Task details —
Go over the entries below line by line, copying each one that contains the word "cuidados".

[Figure collection entries]
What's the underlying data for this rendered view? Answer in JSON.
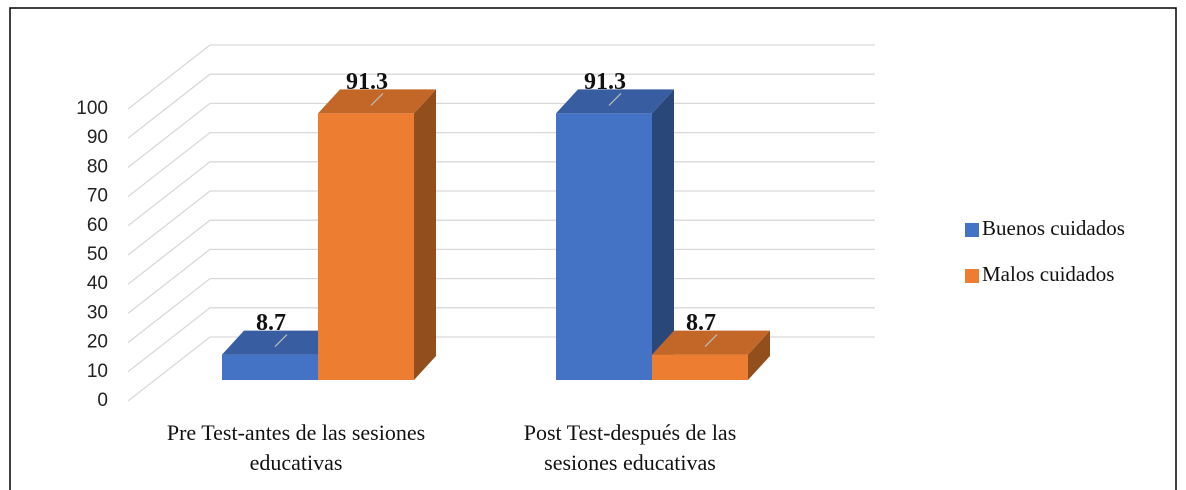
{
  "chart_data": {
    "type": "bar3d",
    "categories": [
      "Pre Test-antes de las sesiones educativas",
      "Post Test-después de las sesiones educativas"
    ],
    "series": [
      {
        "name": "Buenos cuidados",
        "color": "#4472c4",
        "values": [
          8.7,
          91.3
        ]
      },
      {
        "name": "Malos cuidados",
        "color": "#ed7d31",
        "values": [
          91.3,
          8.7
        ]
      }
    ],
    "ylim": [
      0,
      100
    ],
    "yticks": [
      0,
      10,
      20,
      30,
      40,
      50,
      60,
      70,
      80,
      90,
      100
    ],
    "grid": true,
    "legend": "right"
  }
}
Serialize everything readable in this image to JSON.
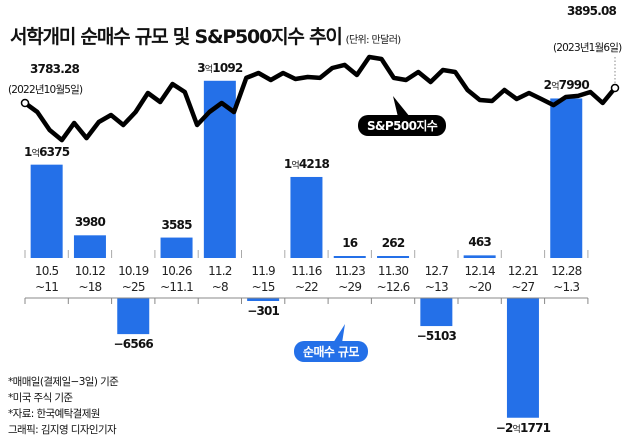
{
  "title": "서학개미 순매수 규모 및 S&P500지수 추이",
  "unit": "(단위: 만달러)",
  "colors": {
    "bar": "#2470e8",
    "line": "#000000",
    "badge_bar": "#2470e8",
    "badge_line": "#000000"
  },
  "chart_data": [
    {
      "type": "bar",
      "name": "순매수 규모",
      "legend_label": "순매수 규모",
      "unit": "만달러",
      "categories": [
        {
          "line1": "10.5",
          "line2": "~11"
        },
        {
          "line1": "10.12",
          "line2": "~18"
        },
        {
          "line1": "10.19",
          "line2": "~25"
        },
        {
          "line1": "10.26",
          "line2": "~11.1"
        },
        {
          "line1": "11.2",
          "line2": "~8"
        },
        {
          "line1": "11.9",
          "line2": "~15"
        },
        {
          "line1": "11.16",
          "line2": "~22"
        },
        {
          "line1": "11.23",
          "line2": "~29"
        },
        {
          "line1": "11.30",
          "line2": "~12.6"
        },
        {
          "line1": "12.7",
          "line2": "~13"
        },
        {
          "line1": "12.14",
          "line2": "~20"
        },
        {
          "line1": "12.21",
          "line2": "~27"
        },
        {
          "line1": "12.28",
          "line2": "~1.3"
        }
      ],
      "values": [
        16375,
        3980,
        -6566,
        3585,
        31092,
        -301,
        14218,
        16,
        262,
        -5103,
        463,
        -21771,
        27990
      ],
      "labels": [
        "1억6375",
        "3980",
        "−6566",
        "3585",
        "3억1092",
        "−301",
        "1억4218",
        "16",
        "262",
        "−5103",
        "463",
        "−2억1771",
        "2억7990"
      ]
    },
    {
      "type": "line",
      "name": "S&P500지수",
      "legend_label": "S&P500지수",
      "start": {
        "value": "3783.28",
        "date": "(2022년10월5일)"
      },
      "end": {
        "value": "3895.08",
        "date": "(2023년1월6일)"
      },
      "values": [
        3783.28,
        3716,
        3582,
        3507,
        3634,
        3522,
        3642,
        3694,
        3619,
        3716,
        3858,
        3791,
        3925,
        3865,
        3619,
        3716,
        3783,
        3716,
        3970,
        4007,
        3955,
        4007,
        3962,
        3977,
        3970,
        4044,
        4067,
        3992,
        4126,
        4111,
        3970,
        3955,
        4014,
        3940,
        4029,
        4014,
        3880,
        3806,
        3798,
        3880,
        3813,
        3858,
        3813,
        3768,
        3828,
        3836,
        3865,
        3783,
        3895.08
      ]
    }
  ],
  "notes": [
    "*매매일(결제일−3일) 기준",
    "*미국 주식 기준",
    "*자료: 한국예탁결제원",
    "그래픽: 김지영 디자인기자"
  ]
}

Complete response —
        "name": "Buenos cuidados",
        "name": "Malos cuidados",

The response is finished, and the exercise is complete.